> _Aim_: Wherever the string "Train" appears in the listing, copy that line.

[Data records]
..............................
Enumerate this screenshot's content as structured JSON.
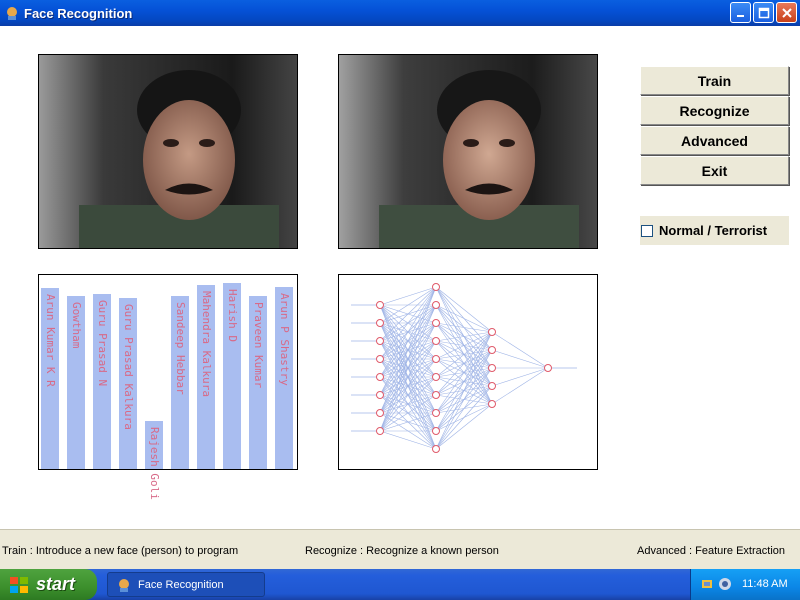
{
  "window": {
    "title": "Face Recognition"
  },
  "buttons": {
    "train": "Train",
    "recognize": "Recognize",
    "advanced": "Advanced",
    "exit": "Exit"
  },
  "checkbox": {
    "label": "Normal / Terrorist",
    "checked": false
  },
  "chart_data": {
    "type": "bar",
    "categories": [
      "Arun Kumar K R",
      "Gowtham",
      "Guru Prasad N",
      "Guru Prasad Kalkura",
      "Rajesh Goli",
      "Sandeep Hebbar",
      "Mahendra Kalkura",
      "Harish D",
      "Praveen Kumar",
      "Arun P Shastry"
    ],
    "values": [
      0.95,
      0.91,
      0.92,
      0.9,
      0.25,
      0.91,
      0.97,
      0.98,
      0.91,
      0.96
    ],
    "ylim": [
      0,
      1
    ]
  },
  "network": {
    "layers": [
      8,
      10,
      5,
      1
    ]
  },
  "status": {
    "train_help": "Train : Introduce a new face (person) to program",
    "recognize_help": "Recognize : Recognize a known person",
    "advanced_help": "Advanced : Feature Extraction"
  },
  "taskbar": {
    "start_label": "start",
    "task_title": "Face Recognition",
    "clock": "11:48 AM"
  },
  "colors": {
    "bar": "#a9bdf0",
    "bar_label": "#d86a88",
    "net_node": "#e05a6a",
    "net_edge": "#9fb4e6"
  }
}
..............................
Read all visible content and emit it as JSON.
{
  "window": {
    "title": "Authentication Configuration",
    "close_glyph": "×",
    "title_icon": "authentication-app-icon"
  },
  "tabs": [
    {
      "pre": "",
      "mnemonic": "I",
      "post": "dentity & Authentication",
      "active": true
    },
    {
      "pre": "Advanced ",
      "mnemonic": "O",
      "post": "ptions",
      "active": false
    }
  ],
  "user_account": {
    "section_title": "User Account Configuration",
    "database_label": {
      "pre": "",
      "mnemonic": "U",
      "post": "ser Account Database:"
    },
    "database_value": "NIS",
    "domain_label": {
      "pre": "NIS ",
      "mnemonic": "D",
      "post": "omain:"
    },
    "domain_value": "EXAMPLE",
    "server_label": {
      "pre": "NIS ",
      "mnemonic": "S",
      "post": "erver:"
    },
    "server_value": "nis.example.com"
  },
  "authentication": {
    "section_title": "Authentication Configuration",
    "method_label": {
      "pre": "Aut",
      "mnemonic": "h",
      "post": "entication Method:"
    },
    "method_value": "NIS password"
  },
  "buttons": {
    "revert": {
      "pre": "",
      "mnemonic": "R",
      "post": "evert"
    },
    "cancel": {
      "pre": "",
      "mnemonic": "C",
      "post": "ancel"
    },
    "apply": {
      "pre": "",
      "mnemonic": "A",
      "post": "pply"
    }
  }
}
..............................
> _Complete answer_:
    "train": "Train",
    "train_help": "Train : Introduce a new face (person) to program",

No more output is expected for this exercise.